WHAT THE TASK ASKS: Exactly as written, retype the listing below, omitting the pictures.

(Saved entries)
◆ ◆ ◆ ◆ ◆

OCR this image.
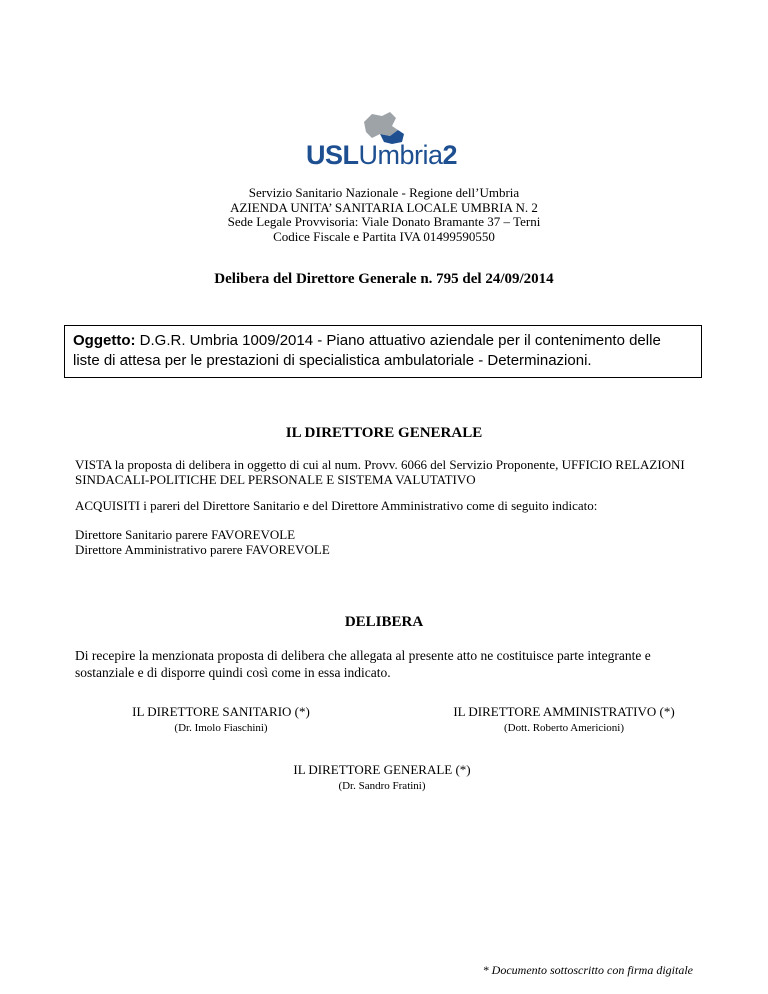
USLUmbria2
Servizio Sanitario Nazionale - Regione dell’Umbria
AZIENDA UNITA’ SANITARIA LOCALE UMBRIA N. 2
Sede Legale Provvisoria: Viale Donato Bramante 37 – Terni
Codice Fiscale e Partita IVA 01499590550
Delibera del Direttore Generale n. 795 del 24/09/2014
Oggetto: D.G.R. Umbria 1009/2014 - Piano attuativo aziendale per il contenimento delle
liste di attesa per le prestazioni di specialistica ambulatoriale - Determinazioni.
IL DIRETTORE GENERALE
VISTA la proposta di delibera in oggetto di cui al num. Provv. 6066 del Servizio Proponente, UFFICIO RELAZIONI
SINDACALI-POLITICHE DEL PERSONALE E SISTEMA VALUTATIVO
ACQUISITI i pareri del Direttore Sanitario e del Direttore Amministrativo come di seguito indicato:
Direttore Sanitario parere FAVOREVOLE
Direttore Amministrativo parere FAVOREVOLE
DELIBERA
Di recepire la menzionata proposta di delibera che allegata al presente atto ne costituisce parte integrante e
sostanziale e di disporre quindi così come in essa indicato.
IL DIRETTORE SANITARIO (*)
(Dr. Imolo Fiaschini)
IL DIRETTORE AMMINISTRATIVO (*)
(Dott. Roberto Americioni)
IL DIRETTORE GENERALE (*)
(Dr. Sandro Fratini)
* Documento sottoscritto con firma digitale
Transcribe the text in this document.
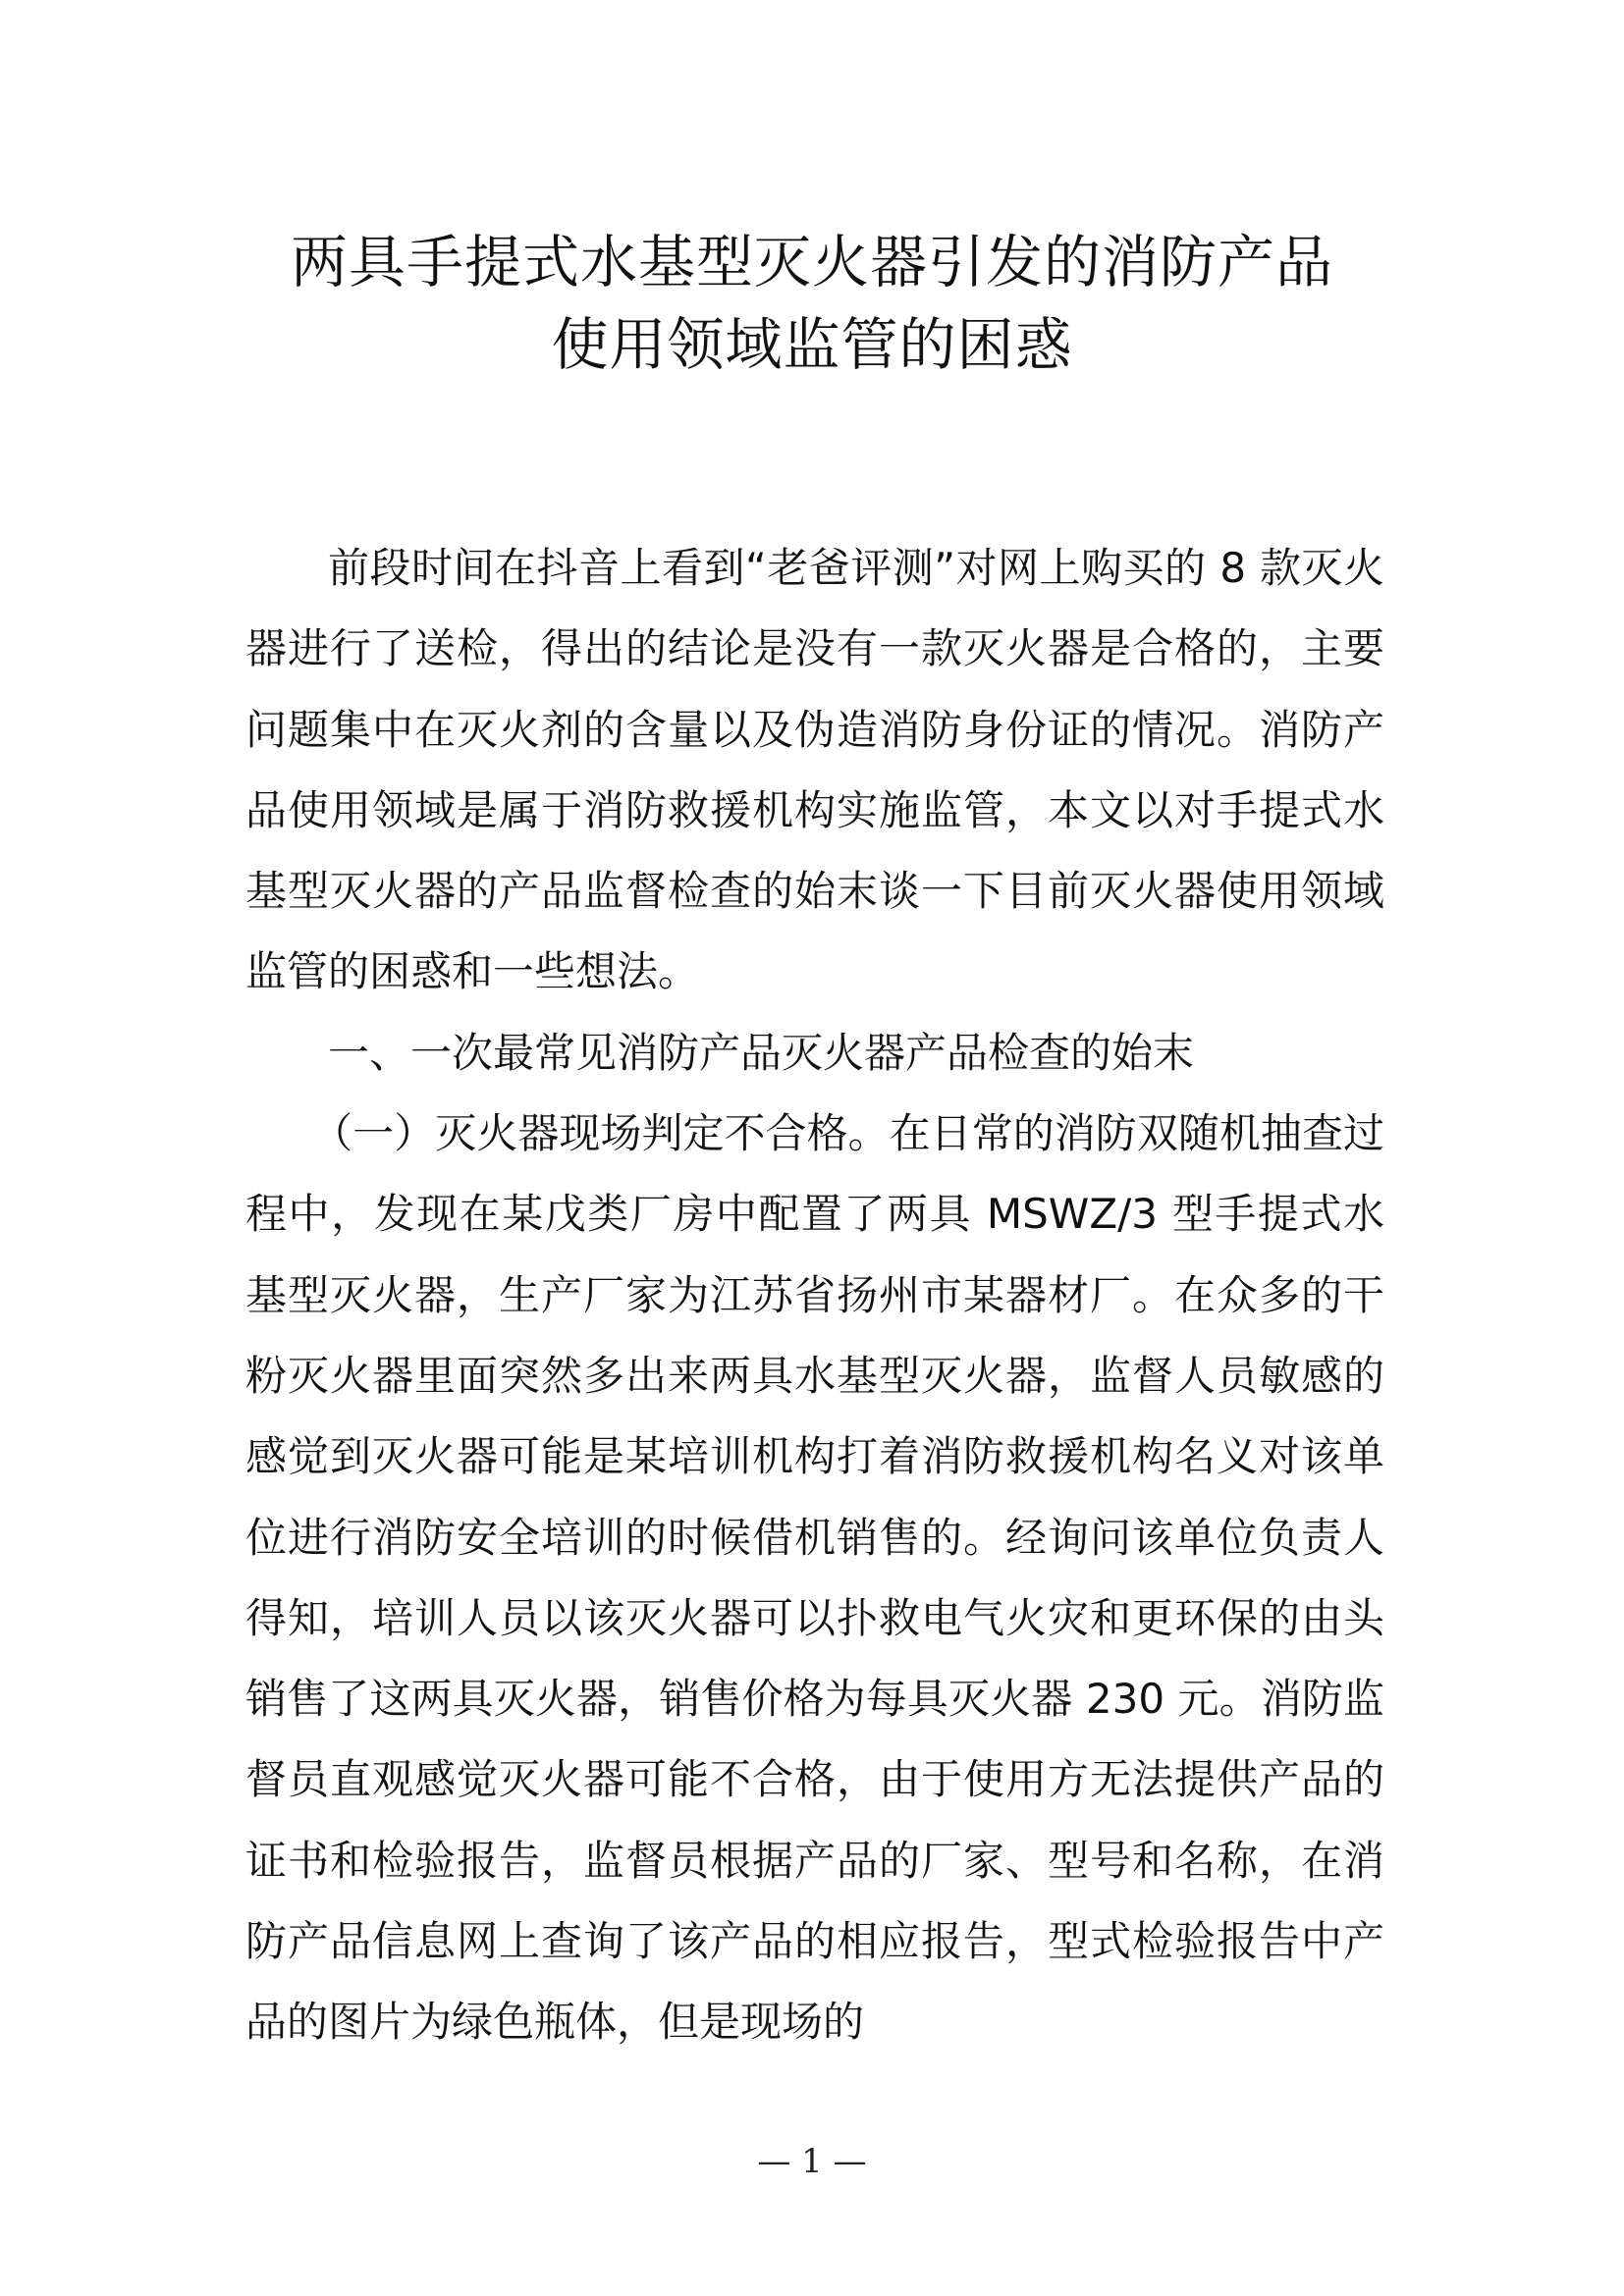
两具手提式水基型灭火器引发的消防产品
使用领域监管的困惑

前段时间在抖音上看到“老爸评测”对网上购买的 8 款灭火器进行了送检，得出的结论是没有一款灭火器是合格的，主要问题集中在灭火剂的含量以及伪造消防身份证的情况。消防产品使用领域是属于消防救援机构实施监管，本文以对手提式水基型灭火器的产品监督检查的始末谈一下目前灭火器使用领域监管的困惑和一些想法。

一、一次最常见消防产品灭火器产品检查的始末

（一）灭火器现场判定不合格。在日常的消防双随机抽查过程中，发现在某戊类厂房中配置了两具 MSWZ/3 型手提式水基型灭火器，生产厂家为江苏省扬州市某器材厂。在众多的干粉灭火器里面突然多出来两具水基型灭火器，监督人员敏感的感觉到灭火器可能是某培训机构打着消防救援机构名义对该单位进行消防安全培训的时候借机销售的。经询问该单位负责人得知，培训人员以该灭火器可以扑救电气火灾和更环保的由头销售了这两具灭火器，销售价格为每具灭火器 230 元。消防监督员直观感觉灭火器可能不合格，由于使用方无法提供产品的证书和检验报告，监督员根据产品的厂家、型号和名称，在消防产品信息网上查询了该产品的相应报告，型式检验报告中产品的图片为绿色瓶体，但是现场的

— 1 —
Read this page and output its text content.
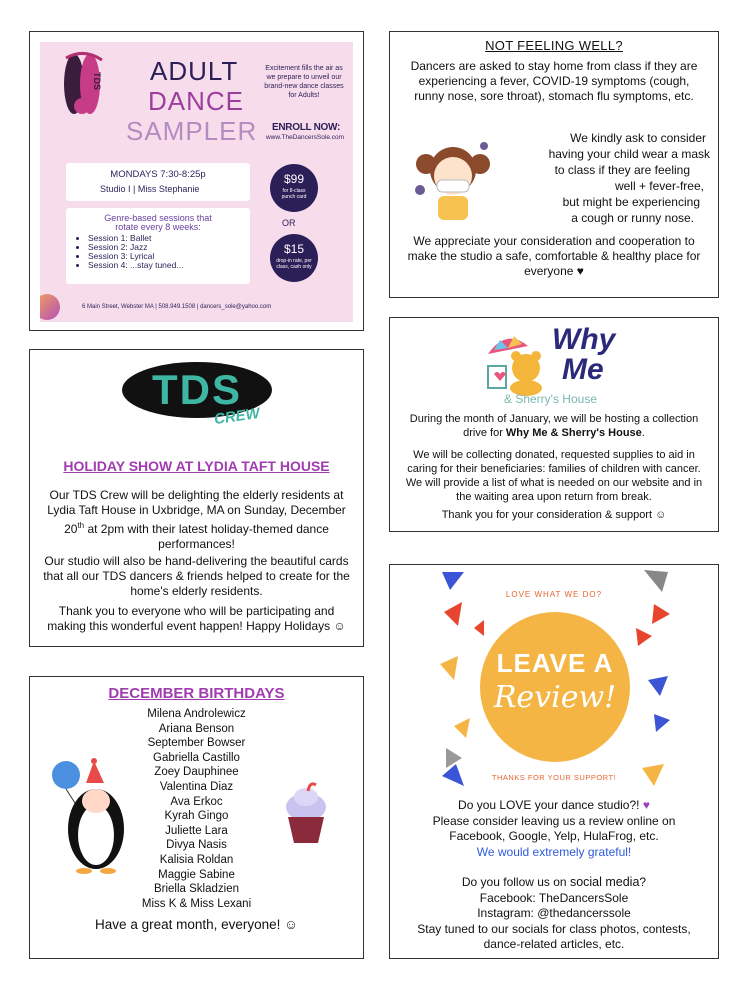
TDS ADULT
DANCE
SAMPLER
Excitement fills the air as we prepare to unveil our brand-new dance classes for Adults!
ENROLL NOW:
www.TheDancersSole.com
MONDAYS 7:30-8:25p
Studio I | Miss Stephanie
Genre-based sessions that rotate every 8 weeks:
• Session 1: Ballet
• Session 2: Jazz
• Session 3: Lyrical
• Session 4: ...stay tuned...
$99
for 8-class punch card
OR
$15
drop-in rate, per class, cash only
6 Main Street, Webster MA | 508.949.1508 | dancers_sole@yahoo.com
NOT FEELING WELL?

Dancers are asked to stay home from class if they are experiencing a fever, COVID-19 symptoms (cough, runny nose, sore throat), stomach flu symptoms, etc.

We kindly ask to consider
having your child wear a mask
to class if they are feeling
well + fever-free,
but might be experiencing
a cough or runny nose.

We appreciate your consideration and cooperation to make the studio a safe, comfortable & healthy place for everyone ♥

TDS
CREW
HOLIDAY SHOW AT LYDIA TAFT HOUSE

Our TDS Crew will be delighting the elderly residents at Lydia Taft House in Uxbridge, MA on Sunday, December 20th at 2pm with their latest holiday-themed dance performances!

Our studio will also be hand-delivering the beautiful cards that all our TDS dancers & friends helped to create for the home's elderly residents.

Thank you to everyone who will be participating and making this wonderful event happen! Happy Holidays ☺

Why
Me
& Sherry's House

During the month of January, we will be hosting a collection drive for Why Me & Sherry's House.

We will be collecting donated, requested supplies to aid in caring for their beneficiaries: families of children with cancer. We will provide a list of what is needed on our website and in the waiting area upon return from break.

Thank you for your consideration & support ☺

DECEMBER BIRTHDAYS
Milena Androlewicz
Ariana Benson
September Bowser
Gabriella Castillo
Zoey Dauphinee
Valentina Diaz
Ava Erkoc
Kyrah Gingo
Juliette Lara
Divya Nasis
Kalisia Roldan
Maggie Sabine
Briella Skladzien
Miss K & Miss Lexani
Have a great month, everyone! ☺
LOVE WHAT WE DO?
LEAVE A
Review!
THANKS FOR YOUR SUPPORT!
Do you LOVE your dance studio?! ♥
Please consider leaving us a review online on Facebook, Google, Yelp, HulaFrog, etc.
We would extremely grateful!
Do you follow us on social media?
Facebook: TheDancersSole
Instagram: @thedancerssole
Stay tuned to our socials for class photos, contests, dance-related articles, etc.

◆ ◆ ◆ ◆ ◆

WORKED SOLUTION:
OCR this image.
USLUmbria2
Servizio Sanitario Nazionale - Regione dell’Umbria
AZIENDA UNITA’ SANITARIA LOCALE UMBRIA N. 2
Sede Legale Provvisoria: Viale Donato Bramante 37 – Terni
Codice Fiscale e Partita IVA 01499590550
Delibera del Direttore Generale n. 795 del 24/09/2014
Oggetto: D.G.R. Umbria 1009/2014 - Piano attuativo aziendale per il contenimento delle
liste di attesa per le prestazioni di specialistica ambulatoriale - Determinazioni.
IL DIRETTORE GENERALE
VISTA la proposta di delibera in oggetto di cui al num. Provv. 6066 del Servizio Proponente, UFFICIO RELAZIONI
SINDACALI-POLITICHE DEL PERSONALE E SISTEMA VALUTATIVO
ACQUISITI i pareri del Direttore Sanitario e del Direttore Amministrativo come di seguito indicato:
Direttore Sanitario parere FAVOREVOLE
Direttore Amministrativo parere FAVOREVOLE
DELIBERA
Di recepire la menzionata proposta di delibera che allegata al presente atto ne costituisce parte integrante e
sostanziale e di disporre quindi così come in essa indicato.
IL DIRETTORE SANITARIO (*)
(Dr. Imolo Fiaschini)
IL DIRETTORE AMMINISTRATIVO (*)
(Dott. Roberto Americioni)
IL DIRETTORE GENERALE (*)
(Dr. Sandro Fratini)
* Documento sottoscritto con firma digitale
Transcribe the text in this document.
两具手提式水基型灭火器引发的消防产品
使用领域监管的困惑

前段时间在抖音上看到“老爸评测”对网上购买的 8 款灭火器进行了送检，得出的结论是没有一款灭火器是合格的，主要问题集中在灭火剂的含量以及伪造消防身份证的情况。消防产品使用领域是属于消防救援机构实施监管，本文以对手提式水基型灭火器的产品监督检查的始末谈一下目前灭火器使用领域监管的困惑和一些想法。

一、一次最常见消防产品灭火器产品检查的始末

（一）灭火器现场判定不合格。在日常的消防双随机抽查过程中，发现在某戊类厂房中配置了两具 MSWZ/3 型手提式水基型灭火器，生产厂家为江苏省扬州市某器材厂。在众多的干粉灭火器里面突然多出来两具水基型灭火器，监督人员敏感的感觉到灭火器可能是某培训机构打着消防救援机构名义对该单位进行消防安全培训的时候借机销售的。经询问该单位负责人得知，培训人员以该灭火器可以扑救电气火灾和更环保的由头销售了这两具灭火器，销售价格为每具灭火器 230 元。消防监督员直观感觉灭火器可能不合格，由于使用方无法提供产品的证书和检验报告，监督员根据产品的厂家、型号和名称，在消防产品信息网上查询了该产品的相应报告，型式检验报告中产品的图片为绿色瓶体，但是现场的

— 1 —
Read this page and output its text content.
TDS ADULT
DANCE
SAMPLER
Excitement fills the air as we prepare to unveil our brand-new dance classes for Adults!
ENROLL NOW:
www.TheDancersSole.com
MONDAYS 7:30-8:25p
Studio I | Miss Stephanie
Genre-based sessions that rotate every 8 weeks:
• Session 1: Ballet
• Session 2: Jazz
• Session 3: Lyrical
• Session 4: ...stay tuned...
$99
for 8-class punch card
OR
$15
drop-in rate, per class, cash only
6 Main Street, Webster MA | 508.949.1508 | dancers_sole@yahoo.com
NOT FEELING WELL?

Dancers are asked to stay home from class if they are experiencing a fever, COVID-19 symptoms (cough, runny nose, sore throat), stomach flu symptoms, etc.

We kindly ask to consider
having your child wear a mask
to class if they are feeling
well + fever-free,
but might be experiencing
a cough or runny nose.

We appreciate your consideration and cooperation to make the studio a safe, comfortable & healthy place for everyone ♥

TDS
CREW
HOLIDAY SHOW AT LYDIA TAFT HOUSE

Our TDS Crew will be delighting the elderly residents at Lydia Taft House in Uxbridge, MA on Sunday, December 20th at 2pm with their latest holiday-themed dance performances!

Our studio will also be hand-delivering the beautiful cards that all our TDS dancers & friends helped to create for the home's elderly residents.

Thank you to everyone who will be participating and making this wonderful event happen! Happy Holidays ☺

Why
Me
& Sherry's House

During the month of January, we will be hosting a collection drive for Why Me & Sherry's House.

We will be collecting donated, requested supplies to aid in caring for their beneficiaries: families of children with cancer. We will provide a list of what is needed on our website and in the waiting area upon return from break.

Thank you for your consideration & support ☺

DECEMBER BIRTHDAYS
Milena Androlewicz
Ariana Benson
September Bowser
Gabriella Castillo
Zoey Dauphinee
Valentina Diaz
Ava Erkoc
Kyrah Gingo
Juliette Lara
Divya Nasis
Kalisia Roldan
Maggie Sabine
Briella Skladzien
Miss K & Miss Lexani
Have a great month, everyone! ☺
LOVE WHAT WE DO?
LEAVE A
Review!
THANKS FOR YOUR SUPPORT!
Do you LOVE your dance studio?! ♥
Please consider leaving us a review online on Facebook, Google, Yelp, HulaFrog, etc.
We would extremely grateful!
Do you follow us on social media?
Facebook: TheDancersSole
Instagram: @thedancerssole
Stay tuned to our socials for class photos, contests, dance-related articles, etc.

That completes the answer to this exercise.